EXERCISE OBJECTIVE. Copy out, from the entries below, each line holding the string "text".

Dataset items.

-- START --

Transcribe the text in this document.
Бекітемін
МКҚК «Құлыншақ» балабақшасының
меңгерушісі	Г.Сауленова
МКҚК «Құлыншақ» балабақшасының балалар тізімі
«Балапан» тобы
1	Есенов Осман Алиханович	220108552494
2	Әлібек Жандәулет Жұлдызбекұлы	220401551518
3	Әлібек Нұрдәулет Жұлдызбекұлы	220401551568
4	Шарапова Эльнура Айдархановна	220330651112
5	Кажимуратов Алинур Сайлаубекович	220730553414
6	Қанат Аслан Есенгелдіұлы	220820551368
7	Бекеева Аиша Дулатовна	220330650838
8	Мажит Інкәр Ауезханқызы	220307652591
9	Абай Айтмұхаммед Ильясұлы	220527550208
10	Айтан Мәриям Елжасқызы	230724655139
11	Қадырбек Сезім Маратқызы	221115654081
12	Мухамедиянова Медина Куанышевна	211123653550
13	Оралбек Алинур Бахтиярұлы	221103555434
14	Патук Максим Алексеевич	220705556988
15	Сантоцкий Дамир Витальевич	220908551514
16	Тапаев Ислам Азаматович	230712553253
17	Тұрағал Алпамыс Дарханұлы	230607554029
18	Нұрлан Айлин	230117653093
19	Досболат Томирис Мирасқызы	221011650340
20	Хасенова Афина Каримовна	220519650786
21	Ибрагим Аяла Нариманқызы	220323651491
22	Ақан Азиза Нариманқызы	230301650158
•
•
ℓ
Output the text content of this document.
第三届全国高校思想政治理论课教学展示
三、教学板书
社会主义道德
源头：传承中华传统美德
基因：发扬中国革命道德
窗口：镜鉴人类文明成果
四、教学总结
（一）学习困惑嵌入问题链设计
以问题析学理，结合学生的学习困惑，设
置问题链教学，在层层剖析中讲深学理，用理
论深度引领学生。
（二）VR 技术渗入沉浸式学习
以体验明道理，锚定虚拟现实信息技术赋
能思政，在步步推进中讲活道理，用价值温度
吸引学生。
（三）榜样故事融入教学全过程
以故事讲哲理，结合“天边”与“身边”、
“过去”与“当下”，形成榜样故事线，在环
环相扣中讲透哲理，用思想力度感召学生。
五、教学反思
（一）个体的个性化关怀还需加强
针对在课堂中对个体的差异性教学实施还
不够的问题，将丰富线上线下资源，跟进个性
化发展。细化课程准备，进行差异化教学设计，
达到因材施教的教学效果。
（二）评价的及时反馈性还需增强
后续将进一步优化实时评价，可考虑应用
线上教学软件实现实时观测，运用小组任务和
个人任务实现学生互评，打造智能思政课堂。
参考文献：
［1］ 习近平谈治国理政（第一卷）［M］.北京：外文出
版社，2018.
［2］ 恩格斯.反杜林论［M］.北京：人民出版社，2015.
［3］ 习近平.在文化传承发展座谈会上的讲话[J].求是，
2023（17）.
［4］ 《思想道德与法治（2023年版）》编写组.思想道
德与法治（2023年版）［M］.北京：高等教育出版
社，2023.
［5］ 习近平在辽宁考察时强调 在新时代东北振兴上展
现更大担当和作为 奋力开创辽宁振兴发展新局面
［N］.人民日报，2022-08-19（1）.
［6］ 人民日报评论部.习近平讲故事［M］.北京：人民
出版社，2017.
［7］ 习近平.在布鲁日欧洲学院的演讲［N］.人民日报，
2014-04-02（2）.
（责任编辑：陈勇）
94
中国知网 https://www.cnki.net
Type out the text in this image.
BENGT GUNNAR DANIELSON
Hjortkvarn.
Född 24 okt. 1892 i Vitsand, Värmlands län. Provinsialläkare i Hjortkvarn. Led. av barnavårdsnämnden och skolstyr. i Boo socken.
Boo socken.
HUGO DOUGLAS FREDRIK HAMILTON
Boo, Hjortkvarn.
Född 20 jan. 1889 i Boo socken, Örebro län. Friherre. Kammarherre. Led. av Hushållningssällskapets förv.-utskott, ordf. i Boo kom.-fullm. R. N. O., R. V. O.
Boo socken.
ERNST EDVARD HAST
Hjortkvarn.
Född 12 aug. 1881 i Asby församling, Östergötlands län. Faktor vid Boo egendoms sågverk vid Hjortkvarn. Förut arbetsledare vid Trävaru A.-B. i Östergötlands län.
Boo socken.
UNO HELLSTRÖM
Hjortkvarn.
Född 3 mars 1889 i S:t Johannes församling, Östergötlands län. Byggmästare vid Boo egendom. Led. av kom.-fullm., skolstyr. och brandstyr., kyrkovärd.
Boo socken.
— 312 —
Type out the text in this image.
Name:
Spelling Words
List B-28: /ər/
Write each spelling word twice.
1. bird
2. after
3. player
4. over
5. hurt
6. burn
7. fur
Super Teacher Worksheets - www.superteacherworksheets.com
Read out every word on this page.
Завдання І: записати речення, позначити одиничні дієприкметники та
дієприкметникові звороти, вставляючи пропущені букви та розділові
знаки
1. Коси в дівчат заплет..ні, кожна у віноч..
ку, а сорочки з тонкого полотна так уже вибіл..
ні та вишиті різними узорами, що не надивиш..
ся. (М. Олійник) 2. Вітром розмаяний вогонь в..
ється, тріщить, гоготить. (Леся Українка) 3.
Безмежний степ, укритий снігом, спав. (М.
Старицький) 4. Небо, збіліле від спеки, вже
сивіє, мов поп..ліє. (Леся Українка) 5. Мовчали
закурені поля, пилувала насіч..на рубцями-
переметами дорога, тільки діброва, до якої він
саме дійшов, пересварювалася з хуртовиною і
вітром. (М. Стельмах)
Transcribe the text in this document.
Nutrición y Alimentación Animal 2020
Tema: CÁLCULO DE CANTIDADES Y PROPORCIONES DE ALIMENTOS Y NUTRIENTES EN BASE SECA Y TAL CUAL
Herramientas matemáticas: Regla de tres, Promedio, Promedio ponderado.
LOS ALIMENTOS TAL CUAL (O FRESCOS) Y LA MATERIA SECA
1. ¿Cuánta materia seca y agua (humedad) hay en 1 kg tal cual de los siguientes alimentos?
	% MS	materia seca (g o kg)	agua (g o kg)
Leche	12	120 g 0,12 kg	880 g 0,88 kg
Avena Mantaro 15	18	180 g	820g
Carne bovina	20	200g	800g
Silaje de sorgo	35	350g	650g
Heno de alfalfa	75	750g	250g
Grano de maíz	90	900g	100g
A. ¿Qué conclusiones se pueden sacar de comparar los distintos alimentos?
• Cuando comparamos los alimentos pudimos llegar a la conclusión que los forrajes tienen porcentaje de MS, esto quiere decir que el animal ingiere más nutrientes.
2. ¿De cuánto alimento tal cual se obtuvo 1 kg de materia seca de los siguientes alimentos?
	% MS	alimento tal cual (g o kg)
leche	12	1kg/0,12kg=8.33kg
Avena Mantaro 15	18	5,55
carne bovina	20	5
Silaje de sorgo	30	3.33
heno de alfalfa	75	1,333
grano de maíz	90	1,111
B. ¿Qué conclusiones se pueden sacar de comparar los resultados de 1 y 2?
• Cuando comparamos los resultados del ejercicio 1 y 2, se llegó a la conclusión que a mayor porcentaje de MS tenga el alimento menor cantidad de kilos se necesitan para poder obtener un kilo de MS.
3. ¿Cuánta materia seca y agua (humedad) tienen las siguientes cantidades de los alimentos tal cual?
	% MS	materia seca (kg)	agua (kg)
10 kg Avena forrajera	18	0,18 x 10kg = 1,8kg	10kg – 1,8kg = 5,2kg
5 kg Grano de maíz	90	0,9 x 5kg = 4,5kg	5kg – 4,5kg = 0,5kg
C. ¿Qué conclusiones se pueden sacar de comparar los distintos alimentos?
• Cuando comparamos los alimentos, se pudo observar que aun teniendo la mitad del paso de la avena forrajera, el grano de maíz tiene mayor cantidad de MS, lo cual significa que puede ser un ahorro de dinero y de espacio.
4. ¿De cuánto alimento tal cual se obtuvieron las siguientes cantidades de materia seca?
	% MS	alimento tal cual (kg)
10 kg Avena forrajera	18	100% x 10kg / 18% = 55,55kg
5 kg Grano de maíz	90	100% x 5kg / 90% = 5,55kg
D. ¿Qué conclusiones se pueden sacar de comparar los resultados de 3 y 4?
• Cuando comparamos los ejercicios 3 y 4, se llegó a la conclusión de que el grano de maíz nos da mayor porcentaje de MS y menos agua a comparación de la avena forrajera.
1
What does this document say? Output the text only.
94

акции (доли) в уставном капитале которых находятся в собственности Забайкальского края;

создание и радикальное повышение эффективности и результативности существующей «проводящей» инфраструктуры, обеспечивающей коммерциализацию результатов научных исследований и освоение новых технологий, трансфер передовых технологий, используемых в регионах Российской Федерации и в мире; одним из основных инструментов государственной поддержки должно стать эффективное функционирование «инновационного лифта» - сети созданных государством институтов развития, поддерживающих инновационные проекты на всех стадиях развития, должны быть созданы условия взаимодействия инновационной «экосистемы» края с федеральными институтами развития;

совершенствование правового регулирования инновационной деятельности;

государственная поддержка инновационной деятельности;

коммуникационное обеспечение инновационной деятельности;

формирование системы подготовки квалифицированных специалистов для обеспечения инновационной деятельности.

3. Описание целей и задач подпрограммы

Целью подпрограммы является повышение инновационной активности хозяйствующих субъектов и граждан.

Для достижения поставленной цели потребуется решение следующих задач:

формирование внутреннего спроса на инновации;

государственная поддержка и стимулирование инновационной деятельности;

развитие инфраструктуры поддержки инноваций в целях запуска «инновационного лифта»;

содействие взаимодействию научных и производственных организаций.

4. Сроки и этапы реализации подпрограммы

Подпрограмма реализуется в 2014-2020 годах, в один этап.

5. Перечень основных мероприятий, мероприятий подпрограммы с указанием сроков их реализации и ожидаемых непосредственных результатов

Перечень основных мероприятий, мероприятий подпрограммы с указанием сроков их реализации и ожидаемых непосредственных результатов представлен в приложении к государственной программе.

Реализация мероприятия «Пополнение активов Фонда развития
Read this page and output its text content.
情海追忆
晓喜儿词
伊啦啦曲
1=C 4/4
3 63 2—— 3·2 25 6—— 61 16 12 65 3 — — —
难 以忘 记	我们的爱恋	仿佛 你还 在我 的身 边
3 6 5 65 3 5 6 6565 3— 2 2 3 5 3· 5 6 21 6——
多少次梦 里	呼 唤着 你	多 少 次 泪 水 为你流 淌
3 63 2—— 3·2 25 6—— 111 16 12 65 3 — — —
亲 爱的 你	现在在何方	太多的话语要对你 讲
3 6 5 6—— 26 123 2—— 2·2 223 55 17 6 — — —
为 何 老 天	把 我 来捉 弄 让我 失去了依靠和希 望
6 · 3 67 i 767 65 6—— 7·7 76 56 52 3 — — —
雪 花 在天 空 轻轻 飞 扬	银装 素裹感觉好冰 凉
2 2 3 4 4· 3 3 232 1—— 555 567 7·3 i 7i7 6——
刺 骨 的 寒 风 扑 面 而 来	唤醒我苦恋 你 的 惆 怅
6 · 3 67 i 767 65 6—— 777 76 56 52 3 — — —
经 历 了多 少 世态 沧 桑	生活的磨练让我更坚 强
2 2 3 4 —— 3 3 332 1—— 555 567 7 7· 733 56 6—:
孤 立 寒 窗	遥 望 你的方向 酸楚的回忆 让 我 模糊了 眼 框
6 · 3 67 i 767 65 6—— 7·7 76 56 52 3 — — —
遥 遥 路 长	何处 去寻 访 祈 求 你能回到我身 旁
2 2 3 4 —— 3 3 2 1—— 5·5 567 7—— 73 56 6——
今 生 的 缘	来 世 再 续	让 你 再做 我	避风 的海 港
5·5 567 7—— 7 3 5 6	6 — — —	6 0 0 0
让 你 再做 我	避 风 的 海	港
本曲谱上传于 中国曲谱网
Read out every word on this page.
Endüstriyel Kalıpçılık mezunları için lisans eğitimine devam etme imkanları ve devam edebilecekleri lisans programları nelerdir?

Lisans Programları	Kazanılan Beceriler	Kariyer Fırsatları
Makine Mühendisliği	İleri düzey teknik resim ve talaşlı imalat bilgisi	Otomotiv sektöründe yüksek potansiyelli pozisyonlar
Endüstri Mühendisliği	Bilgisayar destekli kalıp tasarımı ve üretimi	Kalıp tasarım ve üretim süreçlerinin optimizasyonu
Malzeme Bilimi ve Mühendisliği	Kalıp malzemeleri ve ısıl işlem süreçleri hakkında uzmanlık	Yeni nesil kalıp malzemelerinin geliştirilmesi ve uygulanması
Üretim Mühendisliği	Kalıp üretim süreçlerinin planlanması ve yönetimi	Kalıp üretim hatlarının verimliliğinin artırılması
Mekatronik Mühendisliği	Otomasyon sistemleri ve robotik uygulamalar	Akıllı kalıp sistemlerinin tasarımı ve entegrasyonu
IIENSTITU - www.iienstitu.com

-- END --

SOLVED EXERCISE.
Transcribe the text in this document.
Output the text content of this document.
Type out the text in this image.
Type out the text in this image.
Transcribe the text in this document.
What does this document say? Output the text only.
Read this page and output its text content.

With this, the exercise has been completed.